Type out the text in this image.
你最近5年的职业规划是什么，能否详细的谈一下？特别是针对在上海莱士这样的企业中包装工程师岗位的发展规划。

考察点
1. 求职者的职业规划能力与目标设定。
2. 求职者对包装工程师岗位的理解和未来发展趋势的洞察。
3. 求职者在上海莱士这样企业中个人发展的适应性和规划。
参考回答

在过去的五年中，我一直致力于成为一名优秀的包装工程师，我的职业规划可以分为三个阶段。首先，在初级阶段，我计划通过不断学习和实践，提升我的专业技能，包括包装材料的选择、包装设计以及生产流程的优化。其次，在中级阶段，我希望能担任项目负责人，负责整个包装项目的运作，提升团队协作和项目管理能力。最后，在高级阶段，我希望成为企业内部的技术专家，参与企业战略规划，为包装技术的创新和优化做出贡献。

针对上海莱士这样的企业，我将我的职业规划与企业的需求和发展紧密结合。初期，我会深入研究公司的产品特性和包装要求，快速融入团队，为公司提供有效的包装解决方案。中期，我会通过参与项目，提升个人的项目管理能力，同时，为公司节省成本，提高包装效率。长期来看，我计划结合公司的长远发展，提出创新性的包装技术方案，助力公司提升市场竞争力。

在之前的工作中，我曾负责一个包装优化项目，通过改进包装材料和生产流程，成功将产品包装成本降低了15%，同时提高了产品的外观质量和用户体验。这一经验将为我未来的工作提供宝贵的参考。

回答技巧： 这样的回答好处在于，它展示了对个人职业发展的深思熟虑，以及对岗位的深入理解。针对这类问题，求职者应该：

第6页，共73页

* [TO BE DONE]: Repeat every entry exactly as written above.

* [FINISHED TASK]:
Type out the text in this image.
你最近5年的职业规划是什么，能否详细的谈一下？特别是针对在上海莱士这样的企业中包装工程师岗位的发展规划。

考察点
1. 求职者的职业规划能力与目标设定。
2. 求职者对包装工程师岗位的理解和未来发展趋势的洞察。
3. 求职者在上海莱士这样企业中个人发展的适应性和规划。
参考回答

在过去的五年中，我一直致力于成为一名优秀的包装工程师，我的职业规划可以分为三个阶段。首先，在初级阶段，我计划通过不断学习和实践，提升我的专业技能，包括包装材料的选择、包装设计以及生产流程的优化。其次，在中级阶段，我希望能担任项目负责人，负责整个包装项目的运作，提升团队协作和项目管理能力。最后，在高级阶段，我希望成为企业内部的技术专家，参与企业战略规划，为包装技术的创新和优化做出贡献。

针对上海莱士这样的企业，我将我的职业规划与企业的需求和发展紧密结合。初期，我会深入研究公司的产品特性和包装要求，快速融入团队，为公司提供有效的包装解决方案。中期，我会通过参与项目，提升个人的项目管理能力，同时，为公司节省成本，提高包装效率。长期来看，我计划结合公司的长远发展，提出创新性的包装技术方案，助力公司提升市场竞争力。

在之前的工作中，我曾负责一个包装优化项目，通过改进包装材料和生产流程，成功将产品包装成本降低了15%，同时提高了产品的外观质量和用户体验。这一经验将为我未来的工作提供宝贵的参考。

回答技巧： 这样的回答好处在于，它展示了对个人职业发展的深思熟虑，以及对岗位的深入理解。针对这类问题，求职者应该：

第6页，共73页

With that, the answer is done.